• _What is needed_:
From the entries below, extract every line that includes the word "atlantic".

━━━━━ Stored data ━━━━━

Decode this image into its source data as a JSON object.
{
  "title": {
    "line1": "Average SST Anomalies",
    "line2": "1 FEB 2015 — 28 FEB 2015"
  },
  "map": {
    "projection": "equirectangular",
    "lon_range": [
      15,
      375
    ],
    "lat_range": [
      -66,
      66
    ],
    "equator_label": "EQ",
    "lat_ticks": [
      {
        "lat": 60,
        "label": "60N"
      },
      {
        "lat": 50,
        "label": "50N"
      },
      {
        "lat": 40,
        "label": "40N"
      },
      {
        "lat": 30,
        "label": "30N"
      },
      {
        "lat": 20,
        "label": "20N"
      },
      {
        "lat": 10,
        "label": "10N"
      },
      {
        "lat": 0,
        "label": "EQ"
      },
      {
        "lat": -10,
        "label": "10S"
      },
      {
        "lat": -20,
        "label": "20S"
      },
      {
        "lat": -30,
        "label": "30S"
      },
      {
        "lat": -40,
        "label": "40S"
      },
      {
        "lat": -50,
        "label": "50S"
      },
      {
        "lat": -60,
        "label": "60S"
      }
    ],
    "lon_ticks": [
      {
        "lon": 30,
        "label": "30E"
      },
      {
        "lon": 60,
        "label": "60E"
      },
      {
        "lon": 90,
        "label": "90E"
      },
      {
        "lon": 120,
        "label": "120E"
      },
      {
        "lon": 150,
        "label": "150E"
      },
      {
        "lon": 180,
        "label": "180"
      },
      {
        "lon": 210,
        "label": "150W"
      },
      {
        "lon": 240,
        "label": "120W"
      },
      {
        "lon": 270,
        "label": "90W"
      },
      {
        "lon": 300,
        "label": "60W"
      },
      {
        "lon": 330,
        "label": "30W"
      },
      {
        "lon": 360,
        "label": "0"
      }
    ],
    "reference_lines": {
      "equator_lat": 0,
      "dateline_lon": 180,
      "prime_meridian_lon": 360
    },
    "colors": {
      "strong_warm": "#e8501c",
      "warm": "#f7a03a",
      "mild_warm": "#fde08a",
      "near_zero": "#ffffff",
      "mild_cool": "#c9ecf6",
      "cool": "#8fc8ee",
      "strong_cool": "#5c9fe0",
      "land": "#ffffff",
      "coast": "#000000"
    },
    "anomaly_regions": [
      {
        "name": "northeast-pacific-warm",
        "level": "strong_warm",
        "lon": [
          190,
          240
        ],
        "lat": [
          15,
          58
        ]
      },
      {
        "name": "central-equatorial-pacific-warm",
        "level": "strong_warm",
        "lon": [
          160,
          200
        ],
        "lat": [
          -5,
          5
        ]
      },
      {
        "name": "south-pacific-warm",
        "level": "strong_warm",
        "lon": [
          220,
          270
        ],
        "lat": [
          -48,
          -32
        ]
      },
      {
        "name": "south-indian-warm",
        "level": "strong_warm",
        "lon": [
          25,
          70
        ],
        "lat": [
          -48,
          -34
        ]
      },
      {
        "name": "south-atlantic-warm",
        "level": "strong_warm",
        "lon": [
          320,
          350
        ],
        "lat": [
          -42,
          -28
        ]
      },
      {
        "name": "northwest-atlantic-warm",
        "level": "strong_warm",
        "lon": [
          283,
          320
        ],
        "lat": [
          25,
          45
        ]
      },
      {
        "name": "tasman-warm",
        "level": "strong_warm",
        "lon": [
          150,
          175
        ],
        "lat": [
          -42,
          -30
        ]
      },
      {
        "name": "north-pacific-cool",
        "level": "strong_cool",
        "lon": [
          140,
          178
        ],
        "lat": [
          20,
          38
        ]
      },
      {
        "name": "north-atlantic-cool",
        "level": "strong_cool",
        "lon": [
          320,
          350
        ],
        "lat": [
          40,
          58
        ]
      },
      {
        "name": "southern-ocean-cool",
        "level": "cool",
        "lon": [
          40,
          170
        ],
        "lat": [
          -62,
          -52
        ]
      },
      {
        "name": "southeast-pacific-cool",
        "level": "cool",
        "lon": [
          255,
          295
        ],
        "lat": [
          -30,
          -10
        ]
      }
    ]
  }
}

━━━━━

• _Result_:
        "name": "south-atlantic-warm",
        "name": "northwest-atlantic-warm",
        "name": "north-atlantic-cool",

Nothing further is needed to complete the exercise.